◆ **Instructions to follow**: Reproduce the rows that open with the line containing "svg-text:0: 0 [35, 355, 41, 367]" and close with the line containing "svg-text:5.0: 5.0 [723, 257, 738, 269]", keeping both of those lines.
[start of Entries shown]
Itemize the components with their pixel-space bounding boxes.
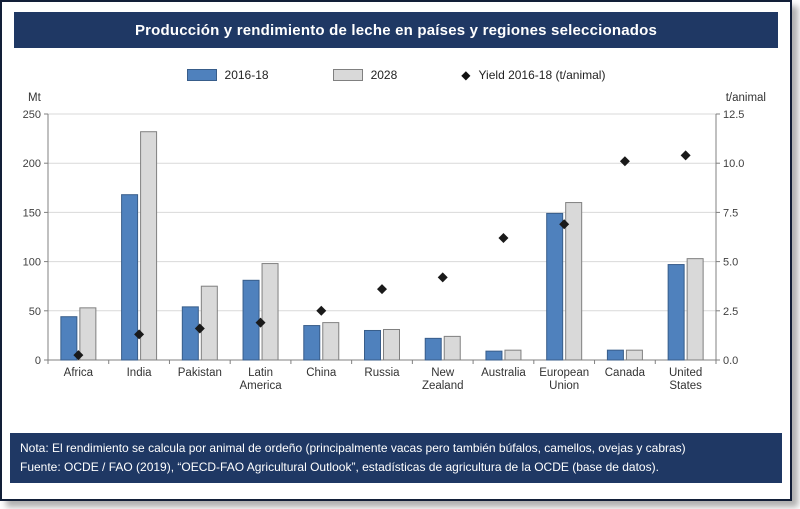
svg-text:0: 0 [35, 355, 41, 367]
source-line: Fuente: OCDE / FAO (2019), “OECD-FAO Agr… [20, 459, 659, 474]
legend-item-2028: 2028 [332, 68, 398, 82]
legend-label-2028: 2028 [370, 68, 398, 82]
svg-text:China: China [306, 367, 337, 379]
left-axis-unit: Mt [28, 92, 41, 104]
svg-text:India: India [127, 367, 153, 379]
svg-text:5.0: 5.0 [723, 257, 738, 269]
svg-text:Canada: Canada [605, 367, 646, 379]
svg-text:Australia: Australia [481, 367, 526, 379]
title-bar: Producción y rendimiento de leche en paí… [14, 12, 778, 48]
svg-text:0.0: 0.0 [723, 355, 738, 367]
svg-text:Pakistan: Pakistan [178, 367, 222, 379]
svg-text:Africa: Africa [64, 367, 94, 379]
production-yield-chart: 0 50 100 150 200 250 0.0 2.5 5.0 7.5 10.0 12.5 Afric… [23, 109, 745, 392]
svg-text:50: 50 [29, 306, 41, 318]
svg-text:2.5: 2.5 [723, 306, 738, 318]
legend-item-2016-18: 2016-18 [186, 68, 269, 82]
svg-text:7.5: 7.5 [723, 207, 738, 219]
svg-text:10.0: 10.0 [723, 158, 744, 170]
svg-text:250: 250 [23, 109, 41, 121]
svg-text:100: 100 [23, 257, 41, 269]
svg-text:Russia: Russia [364, 367, 400, 379]
footer-note-bar: Nota: El rendimiento se calcula por anim… [10, 432, 782, 483]
legend-label-2016-18: 2016-18 [224, 68, 269, 82]
axis-units-row: Mt t/animal [16, 92, 776, 104]
blue-bar-swatch-icon [186, 69, 217, 81]
gray-bar-swatch-icon [332, 69, 363, 81]
chart-legend: 2016-18 2028 ◆ Yield 2016-18 (t/animal) [2, 68, 790, 82]
note-line: Nota: El rendimiento se calcula por anim… [20, 440, 686, 455]
svg-text:12.5: 12.5 [723, 109, 744, 121]
diamond-marker-icon: ◆ [461, 68, 471, 82]
slide-frame: Producción y rendimiento de leche en paí… [0, 0, 792, 501]
svg-text:150: 150 [23, 207, 41, 219]
legend-item-yield: ◆ Yield 2016-18 (t/animal) [461, 68, 605, 82]
right-axis-unit: t/animal [725, 92, 766, 104]
chart-area: 0 50 100 150 200 250 0.0 2.5 5.0 7.5 10.0 12.5 Afric… [16, 106, 776, 403]
legend-label-yield: Yield 2016-18 (t/animal) [478, 68, 606, 82]
svg-text:200: 200 [23, 158, 41, 170]
page-title: Producción y rendimiento de leche en paí… [134, 21, 658, 39]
[end of Entries shown]
◆ **Response**:
svg-text:0: 0 [35, 355, 41, 367]
source-line: Fuente: OCDE / FAO (2019), “OECD-FAO Agr… [20, 459, 659, 474]
legend-item-2028: 2028 [332, 68, 398, 82]
legend-label-2028: 2028 [370, 68, 398, 82]
svg-text:China: China [306, 367, 337, 379]
left-axis-unit: Mt [28, 92, 41, 104]
svg-text:India: India [127, 367, 153, 379]
svg-text:5.0: 5.0 [723, 257, 738, 269]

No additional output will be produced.